[PROMPT] Return all of the entries word for word, but omit the pictures they contain.
MATERIAL start
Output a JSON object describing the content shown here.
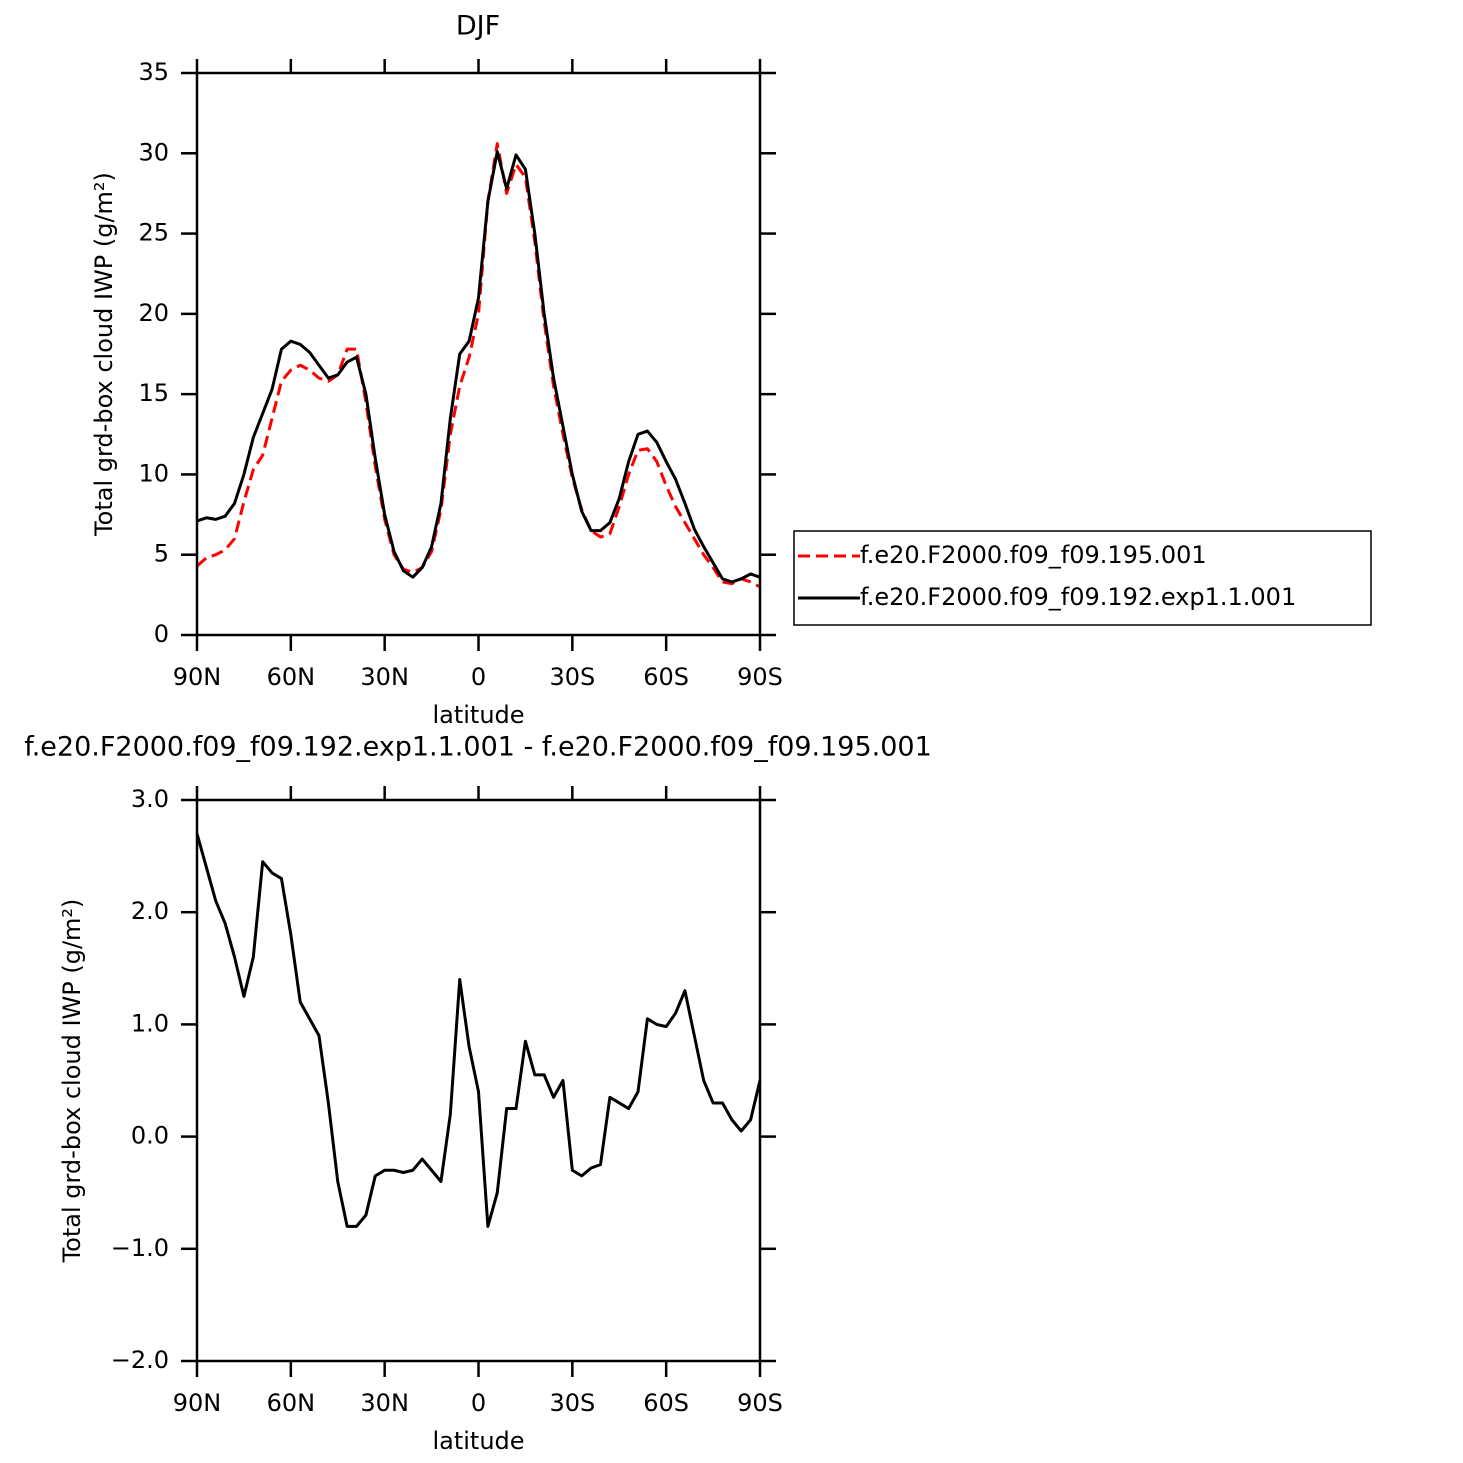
{
  "chart_data": [
    {
      "type": "line",
      "title": "DJF",
      "xlabel": "latitude",
      "ylabel": "Total grd-box cloud IWP (g/m²)",
      "x": [
        90,
        87,
        84,
        81,
        78,
        75,
        72,
        69,
        66,
        63,
        60,
        57,
        54,
        51,
        48,
        45,
        42,
        39,
        36,
        33,
        30,
        27,
        24,
        21,
        18,
        15,
        12,
        9,
        6,
        3,
        0,
        -3,
        -6,
        -9,
        -12,
        -15,
        -18,
        -21,
        -24,
        -27,
        -30,
        -33,
        -36,
        -39,
        -42,
        -45,
        -48,
        -51,
        -54,
        -57,
        -60,
        -63,
        -66,
        -69,
        -72,
        -75,
        -78,
        -81,
        -84,
        -87,
        -90
      ],
      "xlim": [
        90,
        -90
      ],
      "xticks": [
        {
          "value": 90,
          "label": "90N"
        },
        {
          "value": 60,
          "label": "60N"
        },
        {
          "value": 30,
          "label": "30N"
        },
        0,
        {
          "value": -30,
          "label": "30S"
        },
        {
          "value": -60,
          "label": "60S"
        },
        {
          "value": -90,
          "label": "90S"
        }
      ],
      "ylim": [
        0,
        35
      ],
      "yticks": [
        0,
        5,
        10,
        15,
        20,
        25,
        30,
        35
      ],
      "legend": "right",
      "series": [
        {
          "name": "f.e20.F2000.f09_f09.195.001",
          "color": "#ff0000",
          "line_style": "dashed",
          "values": [
            4.3,
            4.8,
            5.0,
            5.3,
            6.0,
            8.3,
            10.3,
            11.2,
            13.5,
            15.8,
            16.5,
            16.8,
            16.5,
            16.0,
            15.8,
            16.2,
            17.8,
            17.8,
            14.5,
            10.5,
            7.2,
            5.0,
            4.1,
            3.9,
            4.2,
            5.2,
            7.8,
            12.5,
            15.5,
            17.3,
            20,
            27,
            30.6,
            27.5,
            29.3,
            28.5,
            24.5,
            19.5,
            15.5,
            12.5,
            9.8,
            7.8,
            6.5,
            6.1,
            6.3,
            8,
            10,
            11.5,
            11.6,
            10.8,
            9.3,
            8,
            7,
            6,
            5,
            4.2,
            3.3,
            3.2,
            3.5,
            3.3,
            3.0
          ]
        },
        {
          "name": "f.e20.F2000.f09_f09.192.exp1.1.001",
          "color": "#000000",
          "line_style": "solid",
          "values": [
            7.1,
            7.3,
            7.2,
            7.4,
            8.2,
            10,
            12.3,
            13.8,
            15.3,
            17.8,
            18.3,
            18.1,
            17.6,
            16.8,
            16.0,
            16.2,
            17.0,
            17.3,
            15,
            11,
            7.5,
            5.2,
            4.0,
            3.6,
            4.2,
            5.5,
            8.2,
            13.5,
            17.5,
            18.3,
            21,
            27,
            30.1,
            27.8,
            29.9,
            29,
            25,
            20,
            16,
            13,
            10,
            7.7,
            6.5,
            6.5,
            7,
            8.5,
            10.8,
            12.5,
            12.7,
            12,
            10.8,
            9.7,
            8.2,
            6.6,
            5.5,
            4.5,
            3.5,
            3.3,
            3.5,
            3.8,
            3.6
          ]
        }
      ]
    },
    {
      "type": "line",
      "title": "f.e20.F2000.f09_f09.192.exp1.1.001 - f.e20.F2000.f09_f09.195.001",
      "xlabel": "latitude",
      "ylabel": "Total grd-box cloud IWP (g/m²)",
      "x": [
        90,
        87,
        84,
        81,
        78,
        75,
        72,
        69,
        66,
        63,
        60,
        57,
        54,
        51,
        48,
        45,
        42,
        39,
        36,
        33,
        30,
        27,
        24,
        21,
        18,
        15,
        12,
        9,
        6,
        3,
        0,
        -3,
        -6,
        -9,
        -12,
        -15,
        -18,
        -21,
        -24,
        -27,
        -30,
        -33,
        -36,
        -39,
        -42,
        -45,
        -48,
        -51,
        -54,
        -57,
        -60,
        -63,
        -66,
        -69,
        -72,
        -75,
        -78,
        -81,
        -84,
        -87,
        -90
      ],
      "xlim": [
        90,
        -90
      ],
      "xticks": [
        {
          "value": 90,
          "label": "90N"
        },
        {
          "value": 60,
          "label": "60N"
        },
        {
          "value": 30,
          "label": "30N"
        },
        0,
        {
          "value": -30,
          "label": "30S"
        },
        {
          "value": -60,
          "label": "60S"
        },
        {
          "value": -90,
          "label": "90S"
        }
      ],
      "ylim": [
        -2,
        3
      ],
      "yticks": [
        {
          "value": -2,
          "label": "−2.0"
        },
        {
          "value": -1,
          "label": "−1.0"
        },
        {
          "value": 0,
          "label": "0.0"
        },
        {
          "value": 1,
          "label": "1.0"
        },
        {
          "value": 2,
          "label": "2.0"
        },
        {
          "value": 3,
          "label": "3.0"
        }
      ],
      "color": "#000000",
      "values": [
        2.7,
        2.4,
        2.1,
        1.9,
        1.6,
        1.25,
        1.6,
        2.45,
        2.35,
        2.3,
        1.8,
        1.2,
        1.05,
        0.9,
        0.3,
        -0.4,
        -0.8,
        -0.8,
        -0.7,
        -0.35,
        -0.3,
        -0.3,
        -0.32,
        -0.3,
        -0.2,
        -0.3,
        -0.4,
        0.2,
        1.4,
        0.8,
        0.4,
        -0.8,
        -0.5,
        0.25,
        0.25,
        0.85,
        0.55,
        0.55,
        0.35,
        0.5,
        -0.3,
        -0.35,
        -0.28,
        -0.25,
        0.35,
        0.3,
        0.25,
        0.4,
        1.05,
        1.0,
        0.98,
        1.1,
        1.3,
        0.9,
        0.5,
        0.3,
        0.3,
        0.15,
        0.05,
        0.15,
        0.5
      ]
    }
  ]
}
MATERIAL end
[EXERCISE OUTPUT]
Output a JSON object describing the content shown here.
{
  "chart_data": [
    {
      "type": "line",
      "title": "DJF",
      "xlabel": "latitude",
      "ylabel": "Total grd-box cloud IWP (g/m²)",
      "x": [
        90,
        87,
        84,
        81,
        78,
        75,
        72,
        69,
        66,
        63,
        60,
        57,
        54,
        51,
        48,
        45,
        42,
        39,
        36,
        33,
        30,
        27,
        24,
        21,
        18,
        15,
        12,
        9,
        6,
        3,
        0,
        -3,
        -6,
        -9,
        -12,
        -15,
        -18,
        -21,
        -24,
        -27,
        -30,
        -33,
        -36,
        -39,
        -42,
        -45,
        -48,
        -51,
        -54,
        -57,
        -60,
        -63,
        -66,
        -69,
        -72,
        -75,
        -78,
        -81,
        -84,
        -87,
        -90
      ],
      "xlim": [
        90,
        -90
      ],
      "xticks": [
        {
          "value": 90,
          "label": "90N"
        },
        {
          "value": 60,
          "label": "60N"
        },
        {
          "value": 30,
          "label": "30N"
        },
        0,
        {
          "value": -30,
          "label": "30S"
        },
        {
          "value": -60,
          "label": "60S"
        },
        {
          "value": -90,
          "label": "90S"
        }
      ],
      "ylim": [
        0,
        35
      ],
      "yticks": [
        0,
        5,
        10,
        15,
        20,
        25,
        30,
        35
      ],
      "legend": "right",
      "series": [
        {
          "name": "f.e20.F2000.f09_f09.195.001",
          "color": "#ff0000",
          "line_style": "dashed",
          "values": [
            4.3,
            4.8,
            5.0,
            5.3,
            6.0,
            8.3,
            10.3,
            11.2,
            13.5,
            15.8,
            16.5,
            16.8,
            16.5,
            16.0,
            15.8,
            16.2,
            17.8,
            17.8,
            14.5,
            10.5,
            7.2,
            5.0,
            4.1,
            3.9,
            4.2,
            5.2,
            7.8,
            12.5,
            15.5,
            17.3,
            20,
            27,
            30.6,
            27.5,
            29.3,
            28.5,
            24.5,
            19.5,
            15.5,
            12.5,
            9.8,
            7.8,
            6.5,
            6.1,
            6.3,
            8,
            10,
            11.5,
            11.6,
            10.8,
            9.3,
            8,
            7,
            6,
            5,
            4.2,
            3.3,
            3.2,
            3.5,
            3.3,
            3.0
          ]
        },
        {
          "name": "f.e20.F2000.f09_f09.192.exp1.1.001",
          "color": "#000000",
          "line_style": "solid",
          "values": [
            7.1,
            7.3,
            7.2,
            7.4,
            8.2,
            10,
            12.3,
            13.8,
            15.3,
            17.8,
            18.3,
            18.1,
            17.6,
            16.8,
            16.0,
            16.2,
            17.0,
            17.3,
            15,
            11,
            7.5,
            5.2,
            4.0,
            3.6,
            4.2,
            5.5,
            8.2,
            13.5,
            17.5,
            18.3,
            21,
            27,
            30.1,
            27.8,
            29.9,
            29,
            25,
            20,
            16,
            13,
            10,
            7.7,
            6.5,
            6.5,
            7,
            8.5,
            10.8,
            12.5,
            12.7,
            12,
            10.8,
            9.7,
            8.2,
            6.6,
            5.5,
            4.5,
            3.5,
            3.3,
            3.5,
            3.8,
            3.6
          ]
        }
      ]
    },
    {
      "type": "line",
      "title": "f.e20.F2000.f09_f09.192.exp1.1.001 - f.e20.F2000.f09_f09.195.001",
      "xlabel": "latitude",
      "ylabel": "Total grd-box cloud IWP (g/m²)",
      "x": [
        90,
        87,
        84,
        81,
        78,
        75,
        72,
        69,
        66,
        63,
        60,
        57,
        54,
        51,
        48,
        45,
        42,
        39,
        36,
        33,
        30,
        27,
        24,
        21,
        18,
        15,
        12,
        9,
        6,
        3,
        0,
        -3,
        -6,
        -9,
        -12,
        -15,
        -18,
        -21,
        -24,
        -27,
        -30,
        -33,
        -36,
        -39,
        -42,
        -45,
        -48,
        -51,
        -54,
        -57,
        -60,
        -63,
        -66,
        -69,
        -72,
        -75,
        -78,
        -81,
        -84,
        -87,
        -90
      ],
      "xlim": [
        90,
        -90
      ],
      "xticks": [
        {
          "value": 90,
          "label": "90N"
        },
        {
          "value": 60,
          "label": "60N"
        },
        {
          "value": 30,
          "label": "30N"
        },
        0,
        {
          "value": -30,
          "label": "30S"
        },
        {
          "value": -60,
          "label": "60S"
        },
        {
          "value": -90,
          "label": "90S"
        }
      ],
      "ylim": [
        -2,
        3
      ],
      "yticks": [
        {
          "value": -2,
          "label": "−2.0"
        },
        {
          "value": -1,
          "label": "−1.0"
        },
        {
          "value": 0,
          "label": "0.0"
        },
        {
          "value": 1,
          "label": "1.0"
        },
        {
          "value": 2,
          "label": "2.0"
        },
        {
          "value": 3,
          "label": "3.0"
        }
      ],
      "color": "#000000",
      "values": [
        2.7,
        2.4,
        2.1,
        1.9,
        1.6,
        1.25,
        1.6,
        2.45,
        2.35,
        2.3,
        1.8,
        1.2,
        1.05,
        0.9,
        0.3,
        -0.4,
        -0.8,
        -0.8,
        -0.7,
        -0.35,
        -0.3,
        -0.3,
        -0.32,
        -0.3,
        -0.2,
        -0.3,
        -0.4,
        0.2,
        1.4,
        0.8,
        0.4,
        -0.8,
        -0.5,
        0.25,
        0.25,
        0.85,
        0.55,
        0.55,
        0.35,
        0.5,
        -0.3,
        -0.35,
        -0.28,
        -0.25,
        0.35,
        0.3,
        0.25,
        0.4,
        1.05,
        1.0,
        0.98,
        1.1,
        1.3,
        0.9,
        0.5,
        0.3,
        0.3,
        0.15,
        0.05,
        0.15,
        0.5
      ]
    }
  ]
}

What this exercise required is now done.